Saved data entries

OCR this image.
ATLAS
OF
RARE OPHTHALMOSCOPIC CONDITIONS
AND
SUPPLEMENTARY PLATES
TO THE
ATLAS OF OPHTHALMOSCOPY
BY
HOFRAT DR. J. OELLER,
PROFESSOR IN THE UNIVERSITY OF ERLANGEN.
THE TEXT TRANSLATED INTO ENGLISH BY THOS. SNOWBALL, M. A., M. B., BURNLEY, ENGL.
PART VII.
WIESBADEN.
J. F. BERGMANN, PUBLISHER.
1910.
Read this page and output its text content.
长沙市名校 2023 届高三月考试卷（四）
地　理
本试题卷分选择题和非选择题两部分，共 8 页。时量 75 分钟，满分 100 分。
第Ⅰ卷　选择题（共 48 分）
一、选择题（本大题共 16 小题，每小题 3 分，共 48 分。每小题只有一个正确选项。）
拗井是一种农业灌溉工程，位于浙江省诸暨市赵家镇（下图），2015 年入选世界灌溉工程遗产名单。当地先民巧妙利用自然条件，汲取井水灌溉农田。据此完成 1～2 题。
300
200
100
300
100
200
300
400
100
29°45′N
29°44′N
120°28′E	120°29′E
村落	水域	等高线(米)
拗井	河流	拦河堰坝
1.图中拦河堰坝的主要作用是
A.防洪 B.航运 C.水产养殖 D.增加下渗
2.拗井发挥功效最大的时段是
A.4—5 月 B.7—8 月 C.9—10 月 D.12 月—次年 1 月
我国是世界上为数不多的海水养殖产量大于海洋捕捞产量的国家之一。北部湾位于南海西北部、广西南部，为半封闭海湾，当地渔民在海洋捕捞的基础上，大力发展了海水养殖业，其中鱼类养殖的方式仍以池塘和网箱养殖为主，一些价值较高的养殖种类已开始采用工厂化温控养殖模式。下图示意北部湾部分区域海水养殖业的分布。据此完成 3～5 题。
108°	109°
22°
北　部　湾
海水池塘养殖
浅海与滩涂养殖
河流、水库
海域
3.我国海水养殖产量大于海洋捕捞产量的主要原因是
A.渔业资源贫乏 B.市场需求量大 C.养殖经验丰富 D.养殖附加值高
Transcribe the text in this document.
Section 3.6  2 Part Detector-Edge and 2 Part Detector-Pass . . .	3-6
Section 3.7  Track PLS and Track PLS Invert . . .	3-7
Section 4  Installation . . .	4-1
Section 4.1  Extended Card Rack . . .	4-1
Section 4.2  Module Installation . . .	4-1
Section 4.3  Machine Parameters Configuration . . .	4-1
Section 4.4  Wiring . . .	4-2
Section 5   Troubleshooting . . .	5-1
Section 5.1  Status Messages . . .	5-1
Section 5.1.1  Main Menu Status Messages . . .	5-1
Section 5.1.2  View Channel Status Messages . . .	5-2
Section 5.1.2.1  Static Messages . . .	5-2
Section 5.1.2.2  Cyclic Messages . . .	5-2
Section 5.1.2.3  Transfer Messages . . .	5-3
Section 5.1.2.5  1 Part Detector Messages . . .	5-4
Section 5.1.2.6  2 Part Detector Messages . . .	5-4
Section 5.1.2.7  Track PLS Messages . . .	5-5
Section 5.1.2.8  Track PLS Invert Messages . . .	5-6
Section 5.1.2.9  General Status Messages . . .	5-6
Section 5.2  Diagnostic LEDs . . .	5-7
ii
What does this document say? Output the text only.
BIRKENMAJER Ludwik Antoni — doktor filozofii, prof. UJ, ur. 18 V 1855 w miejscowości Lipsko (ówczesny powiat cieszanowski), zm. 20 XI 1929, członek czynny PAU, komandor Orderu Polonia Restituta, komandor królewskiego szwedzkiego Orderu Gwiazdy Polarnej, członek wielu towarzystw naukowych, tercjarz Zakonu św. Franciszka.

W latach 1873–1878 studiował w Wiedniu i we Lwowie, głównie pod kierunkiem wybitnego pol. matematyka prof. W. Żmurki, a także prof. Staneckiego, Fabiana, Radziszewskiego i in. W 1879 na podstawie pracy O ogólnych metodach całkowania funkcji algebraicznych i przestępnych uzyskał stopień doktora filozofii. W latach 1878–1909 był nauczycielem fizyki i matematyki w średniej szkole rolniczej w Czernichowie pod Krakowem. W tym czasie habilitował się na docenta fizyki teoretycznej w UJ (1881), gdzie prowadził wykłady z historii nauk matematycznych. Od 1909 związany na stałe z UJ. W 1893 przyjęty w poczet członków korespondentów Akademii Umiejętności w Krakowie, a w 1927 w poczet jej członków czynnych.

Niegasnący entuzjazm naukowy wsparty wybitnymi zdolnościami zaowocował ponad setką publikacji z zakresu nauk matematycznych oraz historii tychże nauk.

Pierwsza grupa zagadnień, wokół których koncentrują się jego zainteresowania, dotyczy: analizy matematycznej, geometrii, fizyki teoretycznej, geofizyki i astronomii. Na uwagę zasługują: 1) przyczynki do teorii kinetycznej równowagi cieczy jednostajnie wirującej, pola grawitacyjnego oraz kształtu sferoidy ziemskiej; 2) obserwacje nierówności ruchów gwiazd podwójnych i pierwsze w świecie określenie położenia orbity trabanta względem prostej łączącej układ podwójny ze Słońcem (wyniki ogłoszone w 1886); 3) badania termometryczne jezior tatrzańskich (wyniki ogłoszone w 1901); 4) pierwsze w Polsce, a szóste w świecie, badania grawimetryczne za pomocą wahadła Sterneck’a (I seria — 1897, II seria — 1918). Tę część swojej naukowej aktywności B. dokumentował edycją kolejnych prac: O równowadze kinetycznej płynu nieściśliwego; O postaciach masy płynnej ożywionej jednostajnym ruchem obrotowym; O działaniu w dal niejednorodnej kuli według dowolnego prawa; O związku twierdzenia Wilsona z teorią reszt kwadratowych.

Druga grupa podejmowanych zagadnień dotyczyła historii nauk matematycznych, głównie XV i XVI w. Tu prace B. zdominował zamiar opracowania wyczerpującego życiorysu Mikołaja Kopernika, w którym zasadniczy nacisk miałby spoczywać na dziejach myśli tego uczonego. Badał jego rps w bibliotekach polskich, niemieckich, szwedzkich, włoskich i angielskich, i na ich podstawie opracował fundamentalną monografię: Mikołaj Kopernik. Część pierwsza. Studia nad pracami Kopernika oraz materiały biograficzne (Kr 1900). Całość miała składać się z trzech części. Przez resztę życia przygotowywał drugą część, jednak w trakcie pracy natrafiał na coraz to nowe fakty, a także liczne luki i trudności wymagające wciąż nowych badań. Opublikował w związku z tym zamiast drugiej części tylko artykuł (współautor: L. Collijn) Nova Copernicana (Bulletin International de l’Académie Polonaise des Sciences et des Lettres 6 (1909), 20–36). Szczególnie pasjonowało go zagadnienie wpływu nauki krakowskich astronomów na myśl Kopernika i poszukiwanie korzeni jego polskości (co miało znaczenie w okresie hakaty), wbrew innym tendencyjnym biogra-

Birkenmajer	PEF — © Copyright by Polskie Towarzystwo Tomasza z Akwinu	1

◆ **OBJECTIVE**:
Exactly how many lines of the material contain the word "document"? Write the number alone.

◆ **SOLUTION FOR THIS TASK**:
2